# EXERCISE DESCRIPTION:
The entries below are to be written out again without alteration.

# INPUT DATA:
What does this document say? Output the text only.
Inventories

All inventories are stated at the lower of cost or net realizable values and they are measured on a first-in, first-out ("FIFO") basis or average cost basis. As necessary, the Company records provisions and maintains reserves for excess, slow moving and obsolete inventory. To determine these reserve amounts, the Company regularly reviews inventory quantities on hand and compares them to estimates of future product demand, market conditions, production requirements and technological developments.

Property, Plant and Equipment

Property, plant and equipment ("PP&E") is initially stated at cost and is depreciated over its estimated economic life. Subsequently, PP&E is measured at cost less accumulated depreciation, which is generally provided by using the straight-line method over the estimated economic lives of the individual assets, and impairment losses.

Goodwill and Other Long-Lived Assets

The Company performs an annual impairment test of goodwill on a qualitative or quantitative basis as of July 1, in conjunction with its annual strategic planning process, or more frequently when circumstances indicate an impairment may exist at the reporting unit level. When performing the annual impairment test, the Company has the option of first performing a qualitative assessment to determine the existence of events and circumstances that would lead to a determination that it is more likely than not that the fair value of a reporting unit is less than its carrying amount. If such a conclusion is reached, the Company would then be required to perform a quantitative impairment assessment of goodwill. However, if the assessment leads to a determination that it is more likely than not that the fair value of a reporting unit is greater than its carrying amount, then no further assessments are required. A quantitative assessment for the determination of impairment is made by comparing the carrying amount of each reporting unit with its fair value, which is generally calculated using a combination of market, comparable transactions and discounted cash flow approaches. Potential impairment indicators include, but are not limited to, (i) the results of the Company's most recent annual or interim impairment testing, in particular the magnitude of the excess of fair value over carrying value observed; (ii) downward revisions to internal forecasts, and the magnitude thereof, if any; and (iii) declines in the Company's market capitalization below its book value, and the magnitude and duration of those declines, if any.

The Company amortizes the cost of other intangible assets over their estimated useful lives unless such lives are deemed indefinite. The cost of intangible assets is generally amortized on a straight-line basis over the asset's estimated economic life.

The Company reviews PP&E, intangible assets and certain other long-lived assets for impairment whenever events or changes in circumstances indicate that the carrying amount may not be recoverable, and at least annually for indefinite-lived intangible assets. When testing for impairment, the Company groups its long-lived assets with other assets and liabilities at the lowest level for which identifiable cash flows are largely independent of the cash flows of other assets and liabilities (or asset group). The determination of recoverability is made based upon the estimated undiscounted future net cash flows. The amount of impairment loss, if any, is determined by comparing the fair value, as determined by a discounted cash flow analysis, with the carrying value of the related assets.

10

# WRITTEN ANSWER:
What does this document say? Output the text only.
Inventories

All inventories are stated at the lower of cost or net realizable values and they are measured on a first-in, first-out ("FIFO") basis or average cost basis. As necessary, the Company records provisions and maintains reserves for excess, slow moving and obsolete inventory. To determine these reserve amounts, the Company regularly reviews inventory quantities on hand and compares them to estimates of future product demand, market conditions, production requirements and technological developments.

Property, Plant and Equipment

Property, plant and equipment ("PP&E") is initially stated at cost and is depreciated over its estimated economic life. Subsequently, PP&E is measured at cost less accumulated depreciation, which is generally provided by using the straight-line method over the estimated economic lives of the individual assets, and impairment losses.

Goodwill and Other Long-Lived Assets

The Company performs an annual impairment test of goodwill on a qualitative or quantitative basis as of July 1, in conjunction with its annual strategic planning process, or more frequently when circumstances indicate an impairment may exist at the reporting unit level. When performing the annual impairment test, the Company has the option of first performing a qualitative assessment to determine the existence of events and circumstances that would lead to a determination that it is more likely than not that the fair value of a reporting unit is less than its carrying amount. If such a conclusion is reached, the Company would then be required to perform a quantitative impairment assessment of goodwill. However, if the assessment leads to a determination that it is more likely than not that the fair value of a reporting unit is greater than its carrying amount, then no further assessments are required. A quantitative assessment for the determination of impairment is made by comparing the carrying amount of each reporting unit with its fair value, which is generally calculated using a combination of market, comparable transactions and discounted cash flow approaches. Potential impairment indicators include, but are not limited to, (i) the results of the Company's most recent annual or interim impairment testing, in particular the magnitude of the excess of fair value over carrying value observed; (ii) downward revisions to internal forecasts, and the magnitude thereof, if any; and (iii) declines in the Company's market capitalization below its book value, and the magnitude and duration of those declines, if any.

The Company amortizes the cost of other intangible assets over their estimated useful lives unless such lives are deemed indefinite. The cost of intangible assets is generally amortized on a straight-line basis over the asset's estimated economic life.

The Company reviews PP&E, intangible assets and certain other long-lived assets for impairment whenever events or changes in circumstances indicate that the carrying amount may not be recoverable, and at least annually for indefinite-lived intangible assets. When testing for impairment, the Company groups its long-lived assets with other assets and liabilities at the lowest level for which identifiable cash flows are largely independent of the cash flows of other assets and liabilities (or asset group). The determination of recoverability is made based upon the estimated undiscounted future net cash flows. The amount of impairment loss, if any, is determined by comparing the fair value, as determined by a discounted cash flow analysis, with the carrying value of the related assets.

10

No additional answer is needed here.